**JOB:**
Give the listing again character for character, but drop the images.

**STORED RECORDS:**
=====
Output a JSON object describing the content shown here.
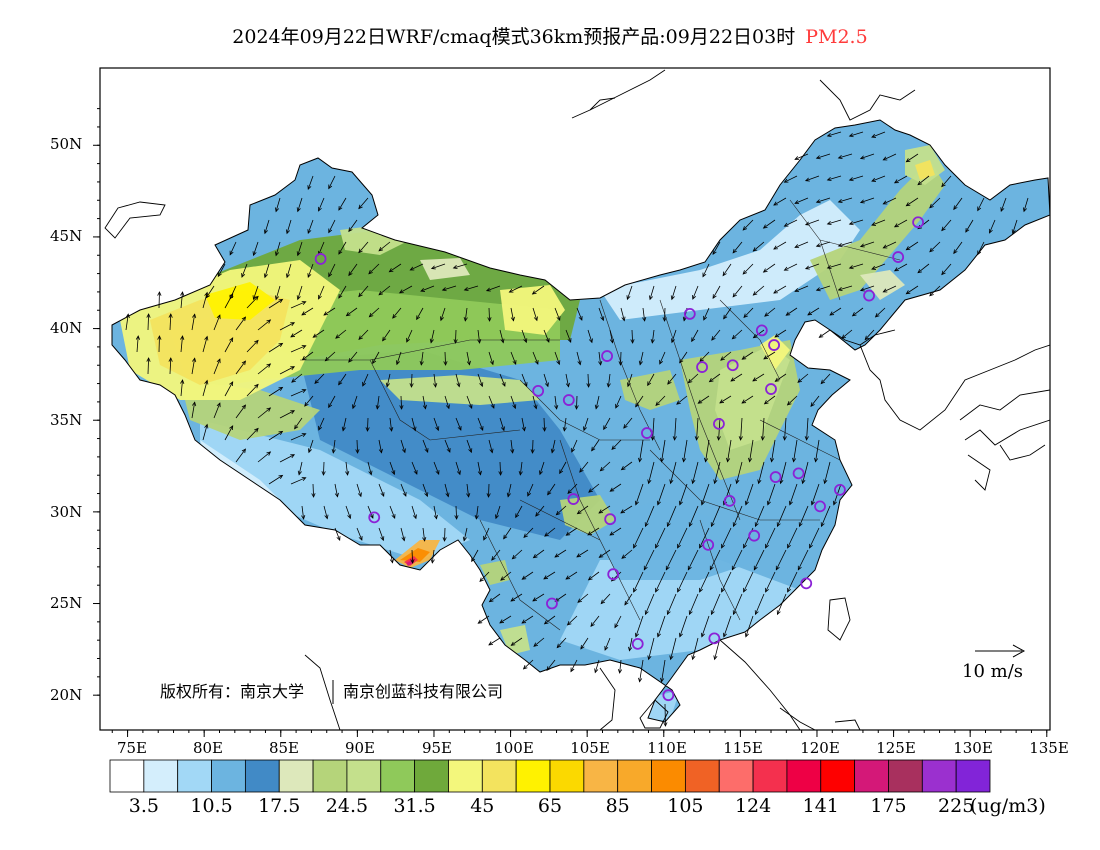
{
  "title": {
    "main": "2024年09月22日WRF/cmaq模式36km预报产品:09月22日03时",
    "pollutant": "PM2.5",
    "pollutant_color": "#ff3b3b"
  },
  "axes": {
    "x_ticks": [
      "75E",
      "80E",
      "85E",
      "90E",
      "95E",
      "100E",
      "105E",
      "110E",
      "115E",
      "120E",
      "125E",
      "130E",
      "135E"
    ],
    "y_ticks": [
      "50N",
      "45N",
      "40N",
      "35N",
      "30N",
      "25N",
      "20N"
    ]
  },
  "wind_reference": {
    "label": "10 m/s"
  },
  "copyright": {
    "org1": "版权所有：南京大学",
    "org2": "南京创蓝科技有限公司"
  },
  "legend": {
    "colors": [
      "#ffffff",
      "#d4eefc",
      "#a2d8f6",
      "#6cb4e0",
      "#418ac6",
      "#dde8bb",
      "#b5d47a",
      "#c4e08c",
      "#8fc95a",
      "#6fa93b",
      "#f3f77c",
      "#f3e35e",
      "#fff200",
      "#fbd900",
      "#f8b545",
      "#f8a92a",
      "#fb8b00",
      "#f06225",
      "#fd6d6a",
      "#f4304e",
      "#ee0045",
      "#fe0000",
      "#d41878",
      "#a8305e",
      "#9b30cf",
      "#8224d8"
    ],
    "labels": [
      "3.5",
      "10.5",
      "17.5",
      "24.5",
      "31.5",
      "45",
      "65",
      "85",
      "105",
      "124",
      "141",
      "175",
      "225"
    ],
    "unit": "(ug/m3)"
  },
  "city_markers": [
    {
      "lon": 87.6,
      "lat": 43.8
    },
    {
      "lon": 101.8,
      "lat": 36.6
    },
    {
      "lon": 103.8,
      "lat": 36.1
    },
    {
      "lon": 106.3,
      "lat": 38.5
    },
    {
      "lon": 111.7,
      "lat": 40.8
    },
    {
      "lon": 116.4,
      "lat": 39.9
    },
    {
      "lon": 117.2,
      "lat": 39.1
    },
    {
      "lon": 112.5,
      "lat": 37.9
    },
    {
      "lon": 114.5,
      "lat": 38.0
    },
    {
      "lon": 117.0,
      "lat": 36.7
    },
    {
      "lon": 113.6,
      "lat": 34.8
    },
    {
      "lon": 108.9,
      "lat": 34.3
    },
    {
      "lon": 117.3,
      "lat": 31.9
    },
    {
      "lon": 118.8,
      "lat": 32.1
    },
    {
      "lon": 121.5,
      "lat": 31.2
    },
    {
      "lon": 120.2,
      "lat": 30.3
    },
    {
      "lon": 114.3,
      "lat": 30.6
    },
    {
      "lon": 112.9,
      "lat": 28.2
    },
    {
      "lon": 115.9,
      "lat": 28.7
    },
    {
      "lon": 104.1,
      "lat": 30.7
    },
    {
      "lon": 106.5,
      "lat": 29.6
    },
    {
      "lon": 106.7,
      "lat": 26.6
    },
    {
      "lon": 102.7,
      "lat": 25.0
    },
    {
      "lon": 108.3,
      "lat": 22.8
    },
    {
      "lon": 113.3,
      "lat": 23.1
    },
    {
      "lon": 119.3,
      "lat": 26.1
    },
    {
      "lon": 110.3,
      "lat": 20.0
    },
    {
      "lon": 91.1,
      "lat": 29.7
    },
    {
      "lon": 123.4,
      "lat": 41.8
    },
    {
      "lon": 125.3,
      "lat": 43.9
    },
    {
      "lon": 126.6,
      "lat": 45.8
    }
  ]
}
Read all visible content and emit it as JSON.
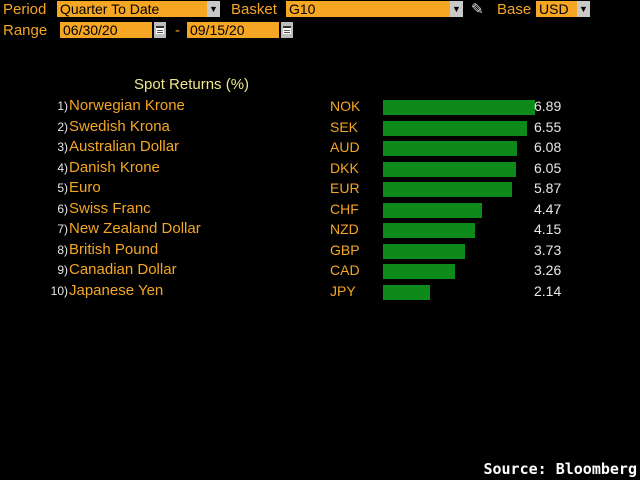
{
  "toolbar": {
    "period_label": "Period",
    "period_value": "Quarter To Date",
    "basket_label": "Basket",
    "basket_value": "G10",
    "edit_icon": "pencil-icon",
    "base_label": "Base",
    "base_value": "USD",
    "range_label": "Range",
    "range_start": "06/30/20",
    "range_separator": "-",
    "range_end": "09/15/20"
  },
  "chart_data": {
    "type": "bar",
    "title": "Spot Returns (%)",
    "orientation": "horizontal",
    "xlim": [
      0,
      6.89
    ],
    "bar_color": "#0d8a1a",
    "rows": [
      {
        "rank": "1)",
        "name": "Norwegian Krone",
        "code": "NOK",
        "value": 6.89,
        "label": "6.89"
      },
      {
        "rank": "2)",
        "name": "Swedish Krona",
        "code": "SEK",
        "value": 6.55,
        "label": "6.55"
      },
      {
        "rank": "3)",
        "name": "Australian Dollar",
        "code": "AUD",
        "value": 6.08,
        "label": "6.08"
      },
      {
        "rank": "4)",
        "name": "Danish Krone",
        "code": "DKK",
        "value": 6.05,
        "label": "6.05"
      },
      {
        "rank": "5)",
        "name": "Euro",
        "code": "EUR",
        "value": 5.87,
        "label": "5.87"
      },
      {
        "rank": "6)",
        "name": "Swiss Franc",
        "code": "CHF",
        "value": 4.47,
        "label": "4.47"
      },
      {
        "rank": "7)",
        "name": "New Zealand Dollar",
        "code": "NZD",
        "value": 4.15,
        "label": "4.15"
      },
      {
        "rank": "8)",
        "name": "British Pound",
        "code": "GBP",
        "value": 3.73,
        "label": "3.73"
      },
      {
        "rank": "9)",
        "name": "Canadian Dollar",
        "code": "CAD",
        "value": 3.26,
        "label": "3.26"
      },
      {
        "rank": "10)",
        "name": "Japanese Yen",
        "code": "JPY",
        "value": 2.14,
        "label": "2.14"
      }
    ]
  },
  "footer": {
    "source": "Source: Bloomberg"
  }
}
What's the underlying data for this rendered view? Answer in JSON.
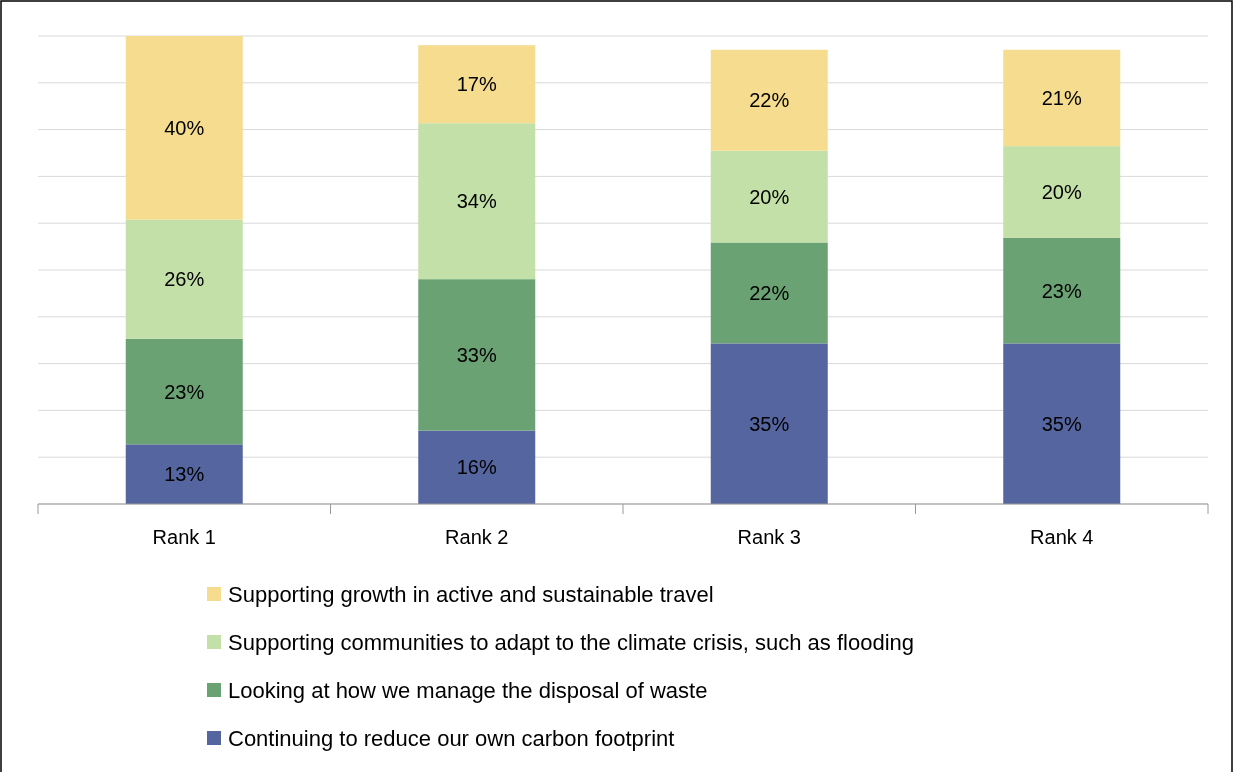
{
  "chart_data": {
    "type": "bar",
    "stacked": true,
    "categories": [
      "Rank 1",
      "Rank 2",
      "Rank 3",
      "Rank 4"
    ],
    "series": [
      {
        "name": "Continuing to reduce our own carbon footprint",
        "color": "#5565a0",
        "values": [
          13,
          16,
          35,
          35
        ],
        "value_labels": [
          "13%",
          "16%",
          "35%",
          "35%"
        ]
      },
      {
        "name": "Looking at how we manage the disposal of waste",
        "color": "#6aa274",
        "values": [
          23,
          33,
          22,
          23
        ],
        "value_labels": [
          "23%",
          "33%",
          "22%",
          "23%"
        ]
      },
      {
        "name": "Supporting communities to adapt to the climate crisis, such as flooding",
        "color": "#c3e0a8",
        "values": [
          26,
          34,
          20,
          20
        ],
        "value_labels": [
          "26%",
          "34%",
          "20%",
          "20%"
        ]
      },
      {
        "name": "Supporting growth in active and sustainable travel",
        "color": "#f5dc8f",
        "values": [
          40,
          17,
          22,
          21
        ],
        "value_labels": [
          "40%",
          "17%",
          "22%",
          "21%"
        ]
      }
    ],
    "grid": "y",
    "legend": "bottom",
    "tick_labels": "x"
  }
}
=====
**EXERCISE OUTPUT:**
Output a JSON object describing the content shown here.
{
  "title": {
    "main": "2024年09月22日WRF/cmaq模式36km预报产品:09月22日03时",
    "pollutant": "PM2.5",
    "pollutant_color": "#ff3b3b"
  },
  "axes": {
    "x_ticks": [
      "75E",
      "80E",
      "85E",
      "90E",
      "95E",
      "100E",
      "105E",
      "110E",
      "115E",
      "120E",
      "125E",
      "130E",
      "135E"
    ],
    "y_ticks": [
      "50N",
      "45N",
      "40N",
      "35N",
      "30N",
      "25N",
      "20N"
    ]
  },
  "wind_reference": {
    "label": "10 m/s"
  },
  "copyright": {
    "org1": "版权所有：南京大学",
    "org2": "南京创蓝科技有限公司"
  },
  "legend": {
    "colors": [
      "#ffffff",
      "#d4eefc",
      "#a2d8f6",
      "#6cb4e0",
      "#418ac6",
      "#dde8bb",
      "#b5d47a",
      "#c4e08c",
      "#8fc95a",
      "#6fa93b",
      "#f3f77c",
      "#f3e35e",
      "#fff200",
      "#fbd900",
      "#f8b545",
      "#f8a92a",
      "#fb8b00",
      "#f06225",
      "#fd6d6a",
      "#f4304e",
      "#ee0045",
      "#fe0000",
      "#d41878",
      "#a8305e",
      "#9b30cf",
      "#8224d8"
    ],
    "labels": [
      "3.5",
      "10.5",
      "17.5",
      "24.5",
      "31.5",
      "45",
      "65",
      "85",
      "105",
      "124",
      "141",
      "175",
      "225"
    ],
    "unit": "(ug/m3)"
  },
  "city_markers": [
    {
      "lon": 87.6,
      "lat": 43.8
    },
    {
      "lon": 101.8,
      "lat": 36.6
    },
    {
      "lon": 103.8,
      "lat": 36.1
    },
    {
      "lon": 106.3,
      "lat": 38.5
    },
    {
      "lon": 111.7,
      "lat": 40.8
    },
    {
      "lon": 116.4,
      "lat": 39.9
    },
    {
      "lon": 117.2,
      "lat": 39.1
    },
    {
      "lon": 112.5,
      "lat": 37.9
    },
    {
      "lon": 114.5,
      "lat": 38.0
    },
    {
      "lon": 117.0,
      "lat": 36.7
    },
    {
      "lon": 113.6,
      "lat": 34.8
    },
    {
      "lon": 108.9,
      "lat": 34.3
    },
    {
      "lon": 117.3,
      "lat": 31.9
    },
    {
      "lon": 118.8,
      "lat": 32.1
    },
    {
      "lon": 121.5,
      "lat": 31.2
    },
    {
      "lon": 120.2,
      "lat": 30.3
    },
    {
      "lon": 114.3,
      "lat": 30.6
    },
    {
      "lon": 112.9,
      "lat": 28.2
    },
    {
      "lon": 115.9,
      "lat": 28.7
    },
    {
      "lon": 104.1,
      "lat": 30.7
    },
    {
      "lon": 106.5,
      "lat": 29.6
    },
    {
      "lon": 106.7,
      "lat": 26.6
    },
    {
      "lon": 102.7,
      "lat": 25.0
    },
    {
      "lon": 108.3,
      "lat": 22.8
    },
    {
      "lon": 113.3,
      "lat": 23.1
    },
    {
      "lon": 119.3,
      "lat": 26.1
    },
    {
      "lon": 110.3,
      "lat": 20.0
    },
    {
      "lon": 91.1,
      "lat": 29.7
    },
    {
      "lon": 123.4,
      "lat": 41.8
    },
    {
      "lon": 125.3,
      "lat": 43.9
    },
    {
      "lon": 126.6,
      "lat": 45.8
    }
  ]
}
Read all visible content and emit it as JSON.
{
  "toolbar": {
    "period_label": "Period",
    "period_value": "Quarter To Date",
    "basket_label": "Basket",
    "basket_value": "G10",
    "edit_icon": "pencil-icon",
    "base_label": "Base",
    "base_value": "USD",
    "range_label": "Range",
    "range_start": "06/30/20",
    "range_separator": "-",
    "range_end": "09/15/20"
  },
  "chart_data": {
    "type": "bar",
    "title": "Spot Returns (%)",
    "orientation": "horizontal",
    "xlim": [
      0,
      6.89
    ],
    "bar_color": "#0d8a1a",
    "rows": [
      {
        "rank": "1)",
        "name": "Norwegian Krone",
        "code": "NOK",
        "value": 6.89,
        "label": "6.89"
      },
      {
        "rank": "2)",
        "name": "Swedish Krona",
        "code": "SEK",
        "value": 6.55,
        "label": "6.55"
      },
      {
        "rank": "3)",
        "name": "Australian Dollar",
        "code": "AUD",
        "value": 6.08,
        "label": "6.08"
      },
      {
        "rank": "4)",
        "name": "Danish Krone",
        "code": "DKK",
        "value": 6.05,
        "label": "6.05"
      },
      {
        "rank": "5)",
        "name": "Euro",
        "code": "EUR",
        "value": 5.87,
        "label": "5.87"
      },
      {
        "rank": "6)",
        "name": "Swiss Franc",
        "code": "CHF",
        "value": 4.47,
        "label": "4.47"
      },
      {
        "rank": "7)",
        "name": "New Zealand Dollar",
        "code": "NZD",
        "value": 4.15,
        "label": "4.15"
      },
      {
        "rank": "8)",
        "name": "British Pound",
        "code": "GBP",
        "value": 3.73,
        "label": "3.73"
      },
      {
        "rank": "9)",
        "name": "Canadian Dollar",
        "code": "CAD",
        "value": 3.26,
        "label": "3.26"
      },
      {
        "rank": "10)",
        "name": "Japanese Yen",
        "code": "JPY",
        "value": 2.14,
        "label": "2.14"
      }
    ]
  },
  "footer": {
    "source": "Source: Bloomberg"
  }
}
What's the underlying data for this rendered view? Answer in JSON.
{
  "chart_data": {
    "type": "bar",
    "stacked": true,
    "categories": [
      "Rank 1",
      "Rank 2",
      "Rank 3",
      "Rank 4"
    ],
    "series": [
      {
        "name": "Continuing to reduce our own carbon footprint",
        "color": "#5565a0",
        "values": [
          13,
          16,
          35,
          35
        ],
        "value_labels": [
          "13%",
          "16%",
          "35%",
          "35%"
        ]
      },
      {
        "name": "Looking at how we manage the disposal of waste",
        "color": "#6aa274",
        "values": [
          23,
          33,
          22,
          23
        ],
        "value_labels": [
          "23%",
          "33%",
          "22%",
          "23%"
        ]
      },
      {
        "name": "Supporting communities to adapt to the climate crisis, such as flooding",
        "color": "#c3e0a8",
        "values": [
          26,
          34,
          20,
          20
        ],
        "value_labels": [
          "26%",
          "34%",
          "20%",
          "20%"
        ]
      },
      {
        "name": "Supporting growth in active and sustainable travel",
        "color": "#f5dc8f",
        "values": [
          40,
          17,
          22,
          21
        ],
        "value_labels": [
          "40%",
          "17%",
          "22%",
          "21%"
        ]
      }
    ],
    "grid": "y",
    "legend": "bottom",
    "tick_labels": "x"
  }
}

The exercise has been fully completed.